▶ _Aim of the exercise_
Write out the whole listing again, exactly.
Start of Listing
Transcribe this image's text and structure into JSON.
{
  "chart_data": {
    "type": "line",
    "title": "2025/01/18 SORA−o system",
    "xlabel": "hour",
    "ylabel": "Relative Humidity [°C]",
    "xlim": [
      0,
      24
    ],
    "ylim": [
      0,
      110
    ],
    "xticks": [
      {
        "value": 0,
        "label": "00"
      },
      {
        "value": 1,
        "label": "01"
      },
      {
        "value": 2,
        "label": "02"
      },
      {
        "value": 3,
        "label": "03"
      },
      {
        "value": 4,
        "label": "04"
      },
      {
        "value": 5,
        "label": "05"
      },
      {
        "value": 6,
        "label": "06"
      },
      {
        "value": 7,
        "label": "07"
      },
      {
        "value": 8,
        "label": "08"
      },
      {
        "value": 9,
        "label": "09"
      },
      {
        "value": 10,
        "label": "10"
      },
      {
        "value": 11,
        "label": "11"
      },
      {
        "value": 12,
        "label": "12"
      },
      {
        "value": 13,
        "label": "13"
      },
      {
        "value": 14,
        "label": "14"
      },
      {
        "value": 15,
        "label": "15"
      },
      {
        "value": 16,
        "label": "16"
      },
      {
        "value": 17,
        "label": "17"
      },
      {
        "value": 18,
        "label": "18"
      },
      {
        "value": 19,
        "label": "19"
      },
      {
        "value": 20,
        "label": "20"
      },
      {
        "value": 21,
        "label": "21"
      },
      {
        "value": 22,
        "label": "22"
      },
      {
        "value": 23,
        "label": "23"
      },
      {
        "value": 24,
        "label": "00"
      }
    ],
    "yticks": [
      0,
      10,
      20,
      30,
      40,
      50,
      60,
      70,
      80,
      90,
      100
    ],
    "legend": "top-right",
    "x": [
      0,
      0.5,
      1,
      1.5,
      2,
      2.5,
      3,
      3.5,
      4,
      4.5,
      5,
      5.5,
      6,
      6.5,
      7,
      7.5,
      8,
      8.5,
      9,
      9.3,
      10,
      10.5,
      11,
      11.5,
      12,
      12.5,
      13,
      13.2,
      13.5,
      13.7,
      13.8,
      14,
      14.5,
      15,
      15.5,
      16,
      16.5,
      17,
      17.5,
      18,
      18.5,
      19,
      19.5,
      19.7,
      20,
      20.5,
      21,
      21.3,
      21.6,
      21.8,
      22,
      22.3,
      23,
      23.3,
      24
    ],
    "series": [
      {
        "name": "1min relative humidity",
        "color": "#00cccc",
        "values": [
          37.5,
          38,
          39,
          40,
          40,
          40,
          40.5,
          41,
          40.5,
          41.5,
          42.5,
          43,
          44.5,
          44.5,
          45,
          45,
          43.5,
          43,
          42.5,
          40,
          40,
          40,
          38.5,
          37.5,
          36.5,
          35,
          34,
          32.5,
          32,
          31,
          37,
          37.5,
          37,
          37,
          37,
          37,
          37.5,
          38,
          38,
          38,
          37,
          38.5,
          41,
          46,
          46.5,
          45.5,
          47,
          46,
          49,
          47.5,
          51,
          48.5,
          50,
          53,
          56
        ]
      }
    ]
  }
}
End of Listing
▶ _Solution to the exercise_
Transcribe this image's text and structure into JSON.
{
  "chart_data": {
    "type": "line",
    "title": "2025/01/18 SORA−o system",
    "xlabel": "hour",
    "ylabel": "Relative Humidity [°C]",
    "xlim": [
      0,
      24
    ],
    "ylim": [
      0,
      110
    ],
    "xticks": [
      {
        "value": 0,
        "label": "00"
      },
      {
        "value": 1,
        "label": "01"
      },
      {
        "value": 2,
        "label": "02"
      },
      {
        "value": 3,
        "label": "03"
      },
      {
        "value": 4,
        "label": "04"
      },
      {
        "value": 5,
        "label": "05"
      },
      {
        "value": 6,
        "label": "06"
      },
      {
        "value": 7,
        "label": "07"
      },
      {
        "value": 8,
        "label": "08"
      },
      {
        "value": 9,
        "label": "09"
      },
      {
        "value": 10,
        "label": "10"
      },
      {
        "value": 11,
        "label": "11"
      },
      {
        "value": 12,
        "label": "12"
      },
      {
        "value": 13,
        "label": "13"
      },
      {
        "value": 14,
        "label": "14"
      },
      {
        "value": 15,
        "label": "15"
      },
      {
        "value": 16,
        "label": "16"
      },
      {
        "value": 17,
        "label": "17"
      },
      {
        "value": 18,
        "label": "18"
      },
      {
        "value": 19,
        "label": "19"
      },
      {
        "value": 20,
        "label": "20"
      },
      {
        "value": 21,
        "label": "21"
      },
      {
        "value": 22,
        "label": "22"
      },
      {
        "value": 23,
        "label": "23"
      },
      {
        "value": 24,
        "label": "00"
      }
    ],
    "yticks": [
      0,
      10,
      20,
      30,
      40,
      50,
      60,
      70,
      80,
      90,
      100
    ],
    "legend": "top-right",
    "x": [
      0,
      0.5,
      1,
      1.5,
      2,
      2.5,
      3,
      3.5,
      4,
      4.5,
      5,
      5.5,
      6,
      6.5,
      7,
      7.5,
      8,
      8.5,
      9,
      9.3,
      10,
      10.5,
      11,
      11.5,
      12,
      12.5,
      13,
      13.2,
      13.5,
      13.7,
      13.8,
      14,
      14.5,
      15,
      15.5,
      16,
      16.5,
      17,
      17.5,
      18,
      18.5,
      19,
      19.5,
      19.7,
      20,
      20.5,
      21,
      21.3,
      21.6,
      21.8,
      22,
      22.3,
      23,
      23.3,
      24
    ],
    "series": [
      {
        "name": "1min relative humidity",
        "color": "#00cccc",
        "values": [
          37.5,
          38,
          39,
          40,
          40,
          40,
          40.5,
          41,
          40.5,
          41.5,
          42.5,
          43,
          44.5,
          44.5,
          45,
          45,
          43.5,
          43,
          42.5,
          40,
          40,
          40,
          38.5,
          37.5,
          36.5,
          35,
          34,
          32.5,
          32,
          31,
          37,
          37.5,
          37,
          37,
          37,
          37,
          37.5,
          38,
          38,
          38,
          37,
          38.5,
          41,
          46,
          46.5,
          45.5,
          47,
          46,
          49,
          47.5,
          51,
          48.5,
          50,
          53,
          56
        ]
      }
    ]
  }
}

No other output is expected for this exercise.